Task instructions |
Without the pictures, copy all the entries below exactly.

Dataset records |
—————

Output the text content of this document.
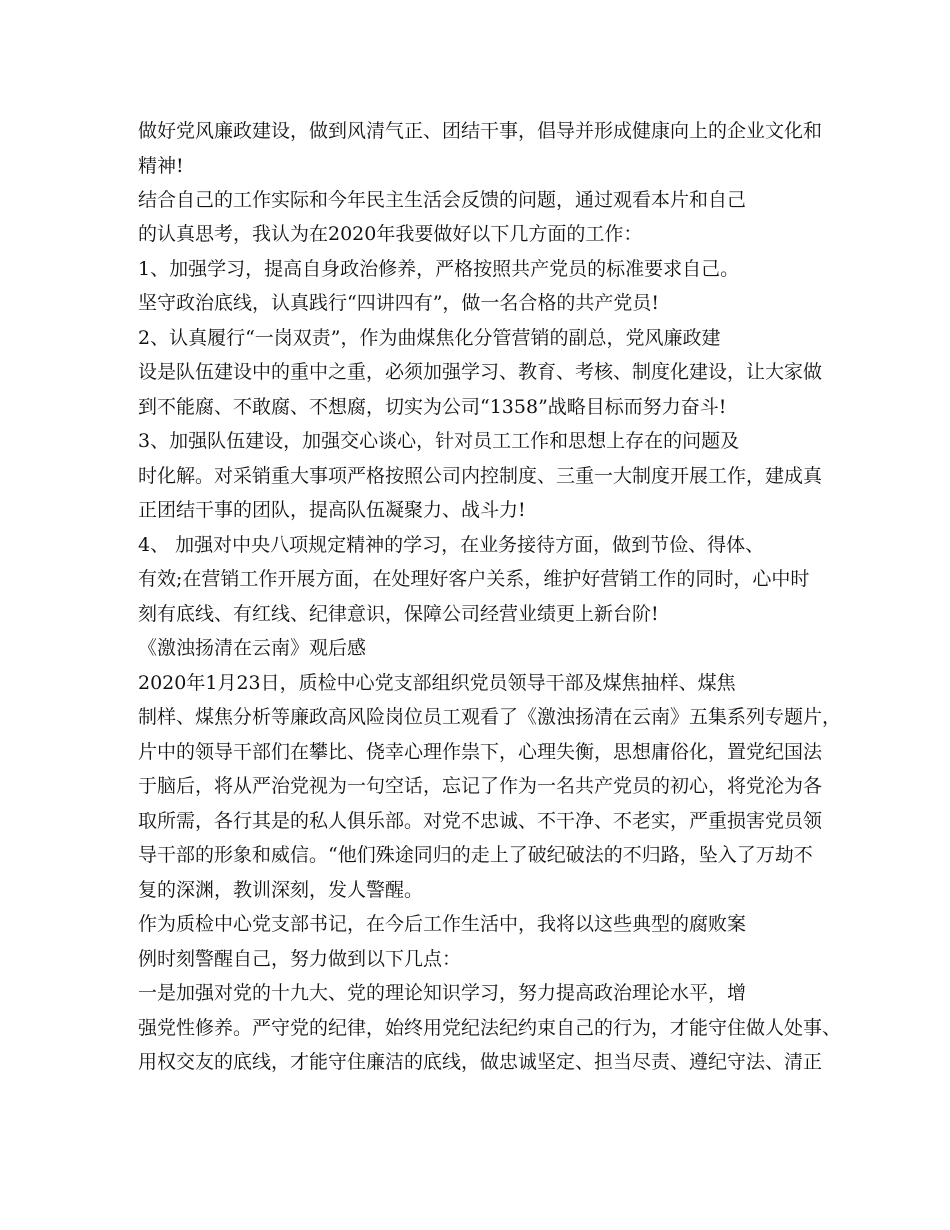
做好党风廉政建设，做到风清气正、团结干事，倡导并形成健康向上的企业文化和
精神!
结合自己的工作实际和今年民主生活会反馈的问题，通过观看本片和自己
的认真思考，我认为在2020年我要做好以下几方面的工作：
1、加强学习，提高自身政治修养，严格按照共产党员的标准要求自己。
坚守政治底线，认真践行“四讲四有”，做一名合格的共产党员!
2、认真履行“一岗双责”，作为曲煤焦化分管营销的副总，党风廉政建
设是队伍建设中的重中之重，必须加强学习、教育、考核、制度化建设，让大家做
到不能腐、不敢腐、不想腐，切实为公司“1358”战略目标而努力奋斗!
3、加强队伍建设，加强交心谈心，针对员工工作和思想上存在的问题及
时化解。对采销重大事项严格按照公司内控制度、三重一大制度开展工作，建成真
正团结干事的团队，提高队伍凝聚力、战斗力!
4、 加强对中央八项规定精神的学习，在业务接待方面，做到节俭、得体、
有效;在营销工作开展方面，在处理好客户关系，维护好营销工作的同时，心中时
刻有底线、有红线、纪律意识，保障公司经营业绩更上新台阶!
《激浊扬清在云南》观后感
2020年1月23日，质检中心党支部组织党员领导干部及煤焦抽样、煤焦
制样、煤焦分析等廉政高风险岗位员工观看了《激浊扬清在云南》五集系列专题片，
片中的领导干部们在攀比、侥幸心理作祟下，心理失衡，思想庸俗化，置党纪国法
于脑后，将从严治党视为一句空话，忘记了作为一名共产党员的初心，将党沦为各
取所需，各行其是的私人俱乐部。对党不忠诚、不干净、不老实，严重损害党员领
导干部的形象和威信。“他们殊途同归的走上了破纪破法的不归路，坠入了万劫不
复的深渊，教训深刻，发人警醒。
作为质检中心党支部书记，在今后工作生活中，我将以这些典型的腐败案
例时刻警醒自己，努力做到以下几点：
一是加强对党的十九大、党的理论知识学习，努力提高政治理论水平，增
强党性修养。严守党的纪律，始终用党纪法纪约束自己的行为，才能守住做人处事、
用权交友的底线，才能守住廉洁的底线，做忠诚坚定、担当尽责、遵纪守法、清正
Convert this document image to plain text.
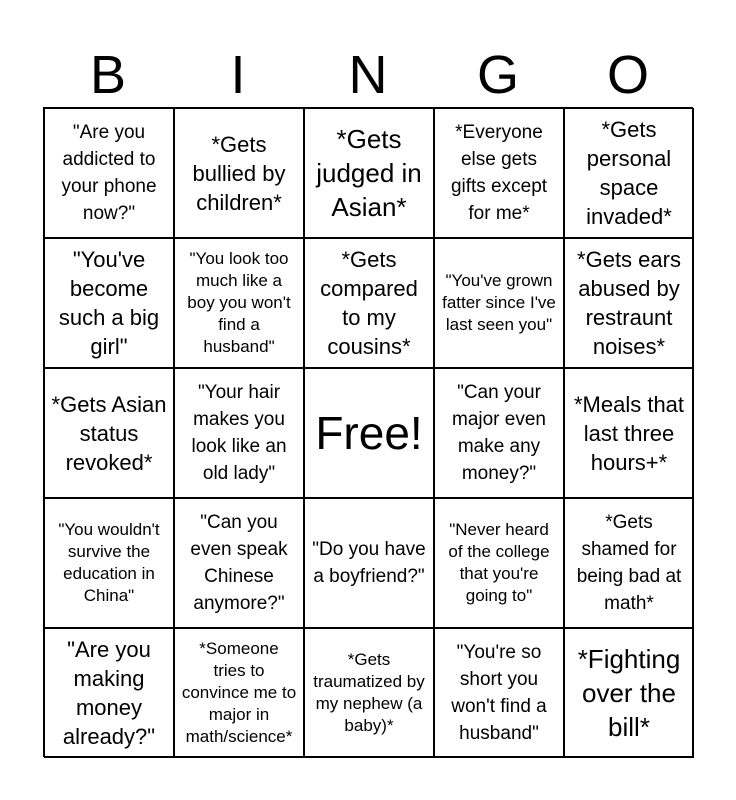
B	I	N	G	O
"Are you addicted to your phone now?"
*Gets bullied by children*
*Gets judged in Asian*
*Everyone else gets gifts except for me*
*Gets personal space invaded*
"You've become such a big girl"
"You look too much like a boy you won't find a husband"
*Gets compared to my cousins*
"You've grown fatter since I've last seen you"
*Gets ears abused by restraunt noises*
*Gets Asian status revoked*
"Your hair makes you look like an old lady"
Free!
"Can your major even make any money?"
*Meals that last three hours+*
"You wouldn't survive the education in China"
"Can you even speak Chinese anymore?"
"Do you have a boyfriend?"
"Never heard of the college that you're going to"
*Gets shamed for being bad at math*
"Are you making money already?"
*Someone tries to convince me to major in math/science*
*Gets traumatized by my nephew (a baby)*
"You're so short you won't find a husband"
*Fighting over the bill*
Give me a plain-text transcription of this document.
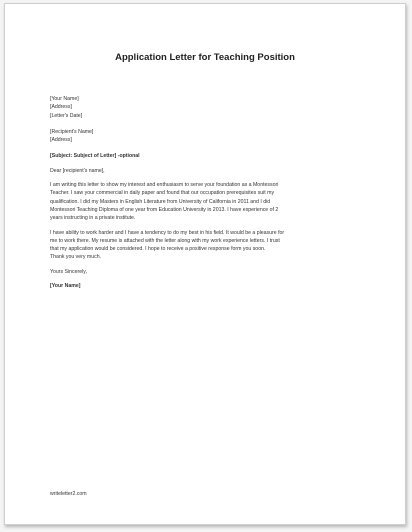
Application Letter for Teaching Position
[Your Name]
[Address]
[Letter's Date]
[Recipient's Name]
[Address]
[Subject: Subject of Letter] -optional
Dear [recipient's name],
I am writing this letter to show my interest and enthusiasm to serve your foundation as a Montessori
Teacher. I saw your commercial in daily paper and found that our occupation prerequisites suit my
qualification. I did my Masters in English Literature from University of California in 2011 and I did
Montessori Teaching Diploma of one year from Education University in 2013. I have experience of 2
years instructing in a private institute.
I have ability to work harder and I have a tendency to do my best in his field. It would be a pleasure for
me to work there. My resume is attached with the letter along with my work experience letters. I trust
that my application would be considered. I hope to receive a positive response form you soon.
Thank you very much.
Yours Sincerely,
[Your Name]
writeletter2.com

—————

Reply |
Output the text content of this document.
做好党风廉政建设，做到风清气正、团结干事，倡导并形成健康向上的企业文化和
精神!
结合自己的工作实际和今年民主生活会反馈的问题，通过观看本片和自己
的认真思考，我认为在2020年我要做好以下几方面的工作：
1、加强学习，提高自身政治修养，严格按照共产党员的标准要求自己。
坚守政治底线，认真践行“四讲四有”，做一名合格的共产党员!
2、认真履行“一岗双责”，作为曲煤焦化分管营销的副总，党风廉政建
设是队伍建设中的重中之重，必须加强学习、教育、考核、制度化建设，让大家做
到不能腐、不敢腐、不想腐，切实为公司“1358”战略目标而努力奋斗!
3、加强队伍建设，加强交心谈心，针对员工工作和思想上存在的问题及
时化解。对采销重大事项严格按照公司内控制度、三重一大制度开展工作，建成真
正团结干事的团队，提高队伍凝聚力、战斗力!
4、 加强对中央八项规定精神的学习，在业务接待方面，做到节俭、得体、
有效;在营销工作开展方面，在处理好客户关系，维护好营销工作的同时，心中时
刻有底线、有红线、纪律意识，保障公司经营业绩更上新台阶!
《激浊扬清在云南》观后感
2020年1月23日，质检中心党支部组织党员领导干部及煤焦抽样、煤焦
制样、煤焦分析等廉政高风险岗位员工观看了《激浊扬清在云南》五集系列专题片，
片中的领导干部们在攀比、侥幸心理作祟下，心理失衡，思想庸俗化，置党纪国法
于脑后，将从严治党视为一句空话，忘记了作为一名共产党员的初心，将党沦为各
取所需，各行其是的私人俱乐部。对党不忠诚、不干净、不老实，严重损害党员领
导干部的形象和威信。“他们殊途同归的走上了破纪破法的不归路，坠入了万劫不
复的深渊，教训深刻，发人警醒。
作为质检中心党支部书记，在今后工作生活中，我将以这些典型的腐败案
例时刻警醒自己，努力做到以下几点：
一是加强对党的十九大、党的理论知识学习，努力提高政治理论水平，增
强党性修养。严守党的纪律，始终用党纪法纪约束自己的行为，才能守住做人处事、
用权交友的底线，才能守住廉洁的底线，做忠诚坚定、担当尽责、遵纪守法、清正
Convert this document image to plain text.
B	I	N	G	O
"Are you addicted to your phone now?"
*Gets bullied by children*
*Gets judged in Asian*
*Everyone else gets gifts except for me*
*Gets personal space invaded*
"You've become such a big girl"
"You look too much like a boy you won't find a husband"
*Gets compared to my cousins*
"You've grown fatter since I've last seen you"
*Gets ears abused by restraunt noises*
*Gets Asian status revoked*
"Your hair makes you look like an old lady"
Free!
"Can your major even make any money?"
*Meals that last three hours+*
"You wouldn't survive the education in China"
"Can you even speak Chinese anymore?"
"Do you have a boyfriend?"
"Never heard of the college that you're going to"
*Gets shamed for being bad at math*
"Are you making money already?"
*Someone tries to convince me to major in math/science*
*Gets traumatized by my nephew (a baby)*
"You're so short you won't find a husband"
*Fighting over the bill*
Give me a plain-text transcription of this document.
Application Letter for Teaching Position
[Your Name]
[Address]
[Letter's Date]
[Recipient's Name]
[Address]
[Subject: Subject of Letter] -optional
Dear [recipient's name],
I am writing this letter to show my interest and enthusiasm to serve your foundation as a Montessori
Teacher. I saw your commercial in daily paper and found that our occupation prerequisites suit my
qualification. I did my Masters in English Literature from University of California in 2011 and I did
Montessori Teaching Diploma of one year from Education University in 2013. I have experience of 2
years instructing in a private institute.
I have ability to work harder and I have a tendency to do my best in his field. It would be a pleasure for
me to work there. My resume is attached with the letter along with my work experience letters. I trust
that my application would be considered. I hope to receive a positive response form you soon.
Thank you very much.
Yours Sincerely,
[Your Name]
writeletter2.com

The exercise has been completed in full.